## Selected text:
::::::::::

The adverse effects of fungal infestation of silage include allergic airway diseases due to spore inhalation and reduced palatability due to a ‘mouldy’ scent caused by the production of volatile organic compounds . Moreover, some fungi can produce mycotoxins and are then called toxigenic. In the current silage-making practices, it is difficult if not impossible to avoid mycotoxin contamination of forage crops [34, 35]. Hence, ensiled forages may contain a mixture of mycotoxins, originating from pre-harvest contamination [36, 37] and or from postharvest contamination with toxigenic moulds that are common in silage . In consequence, in the market exist a large number of silage additives that aim to control silage fermentation and spoilage processes . On one hand, biological additives (homo- and hetero-fermentative strains) which inhibited the growth of spoilage moulds and improve the shelf life of silage at feedout. On the another hand, chemical silage additives with stronger antifungal and antibacterial properties . However, the positive effects of silage additives were not observed in this study in the orchardgrass silage within the same cut for each variety. The nature and intensity of the effect of silage additives may differ across plant species , suggesting that either biological or chemical additives no reduced the moulds presence in orchardgrass silage, as consequence were not differences in ERG and phenolic compounds content. Therefore, the use of the silage additives should never be regarded as a substitute for good silage-making practices .

::::::::::

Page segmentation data
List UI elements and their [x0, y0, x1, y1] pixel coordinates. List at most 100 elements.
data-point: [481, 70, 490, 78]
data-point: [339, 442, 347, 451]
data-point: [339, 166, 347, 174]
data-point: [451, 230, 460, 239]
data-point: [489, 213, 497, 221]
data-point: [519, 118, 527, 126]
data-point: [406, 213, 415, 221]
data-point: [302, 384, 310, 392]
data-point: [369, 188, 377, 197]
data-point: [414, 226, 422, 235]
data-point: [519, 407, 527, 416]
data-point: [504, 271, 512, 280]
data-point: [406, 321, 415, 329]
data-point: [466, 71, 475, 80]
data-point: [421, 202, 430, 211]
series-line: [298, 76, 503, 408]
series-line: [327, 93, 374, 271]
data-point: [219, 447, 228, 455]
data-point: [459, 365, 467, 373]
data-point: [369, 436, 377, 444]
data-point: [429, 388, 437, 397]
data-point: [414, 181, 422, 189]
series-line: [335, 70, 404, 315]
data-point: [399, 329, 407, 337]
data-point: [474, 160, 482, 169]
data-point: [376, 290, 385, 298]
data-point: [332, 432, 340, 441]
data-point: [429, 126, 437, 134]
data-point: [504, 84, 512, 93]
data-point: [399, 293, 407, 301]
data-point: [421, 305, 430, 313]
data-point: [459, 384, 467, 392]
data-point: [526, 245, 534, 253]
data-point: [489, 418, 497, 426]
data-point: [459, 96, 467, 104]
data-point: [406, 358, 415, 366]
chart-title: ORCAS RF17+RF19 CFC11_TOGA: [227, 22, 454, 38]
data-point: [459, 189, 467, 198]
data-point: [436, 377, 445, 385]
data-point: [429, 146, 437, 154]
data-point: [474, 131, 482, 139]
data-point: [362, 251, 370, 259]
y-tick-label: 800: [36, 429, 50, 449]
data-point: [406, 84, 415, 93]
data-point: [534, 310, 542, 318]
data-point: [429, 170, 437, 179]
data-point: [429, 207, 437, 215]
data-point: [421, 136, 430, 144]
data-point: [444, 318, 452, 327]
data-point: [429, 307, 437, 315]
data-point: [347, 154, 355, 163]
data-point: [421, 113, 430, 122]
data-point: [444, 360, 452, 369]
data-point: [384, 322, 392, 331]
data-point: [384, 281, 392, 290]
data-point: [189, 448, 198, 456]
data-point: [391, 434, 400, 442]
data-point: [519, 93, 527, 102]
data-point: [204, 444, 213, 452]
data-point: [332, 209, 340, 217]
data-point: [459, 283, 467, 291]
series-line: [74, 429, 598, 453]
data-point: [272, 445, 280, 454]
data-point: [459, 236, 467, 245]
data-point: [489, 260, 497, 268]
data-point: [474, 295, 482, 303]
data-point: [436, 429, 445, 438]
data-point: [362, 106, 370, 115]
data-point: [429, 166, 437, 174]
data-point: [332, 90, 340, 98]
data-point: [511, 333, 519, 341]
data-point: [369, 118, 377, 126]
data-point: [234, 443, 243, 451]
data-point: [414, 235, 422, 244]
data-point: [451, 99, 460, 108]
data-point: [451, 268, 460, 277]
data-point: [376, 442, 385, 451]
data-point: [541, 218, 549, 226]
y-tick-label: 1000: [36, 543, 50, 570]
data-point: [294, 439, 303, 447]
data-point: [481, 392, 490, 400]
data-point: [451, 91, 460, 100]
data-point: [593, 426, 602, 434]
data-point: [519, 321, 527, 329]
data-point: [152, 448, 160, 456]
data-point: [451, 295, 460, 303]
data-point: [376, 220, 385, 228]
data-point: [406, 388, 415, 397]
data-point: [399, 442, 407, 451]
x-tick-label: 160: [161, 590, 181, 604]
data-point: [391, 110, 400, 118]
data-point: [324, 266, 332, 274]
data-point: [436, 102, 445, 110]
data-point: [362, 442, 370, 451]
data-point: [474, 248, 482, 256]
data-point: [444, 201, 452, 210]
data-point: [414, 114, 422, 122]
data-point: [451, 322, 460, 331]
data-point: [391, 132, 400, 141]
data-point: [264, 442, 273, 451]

::::::::::

## What you need to do:
A) According to the silage passage, what are fungi that can produce mycotoxins called?
B) Summarize the silage passage in two sentences.
These rows come from a different source than the silage passage.

## Task responses:
A) Toxigenic.

B) Fungal infestation of silage can cause allergic airway diseases and reduced palatability, and some fungi produce mycotoxins, a contamination that is difficult if not impossible to avoid in current silage-making practices. Many biological and chemical additives aim to control silage fermentation and spoilage, but their positive effects were not observed in this study's orchardgrass silage, and additives should never be regarded as a substitute for good silage-making practices.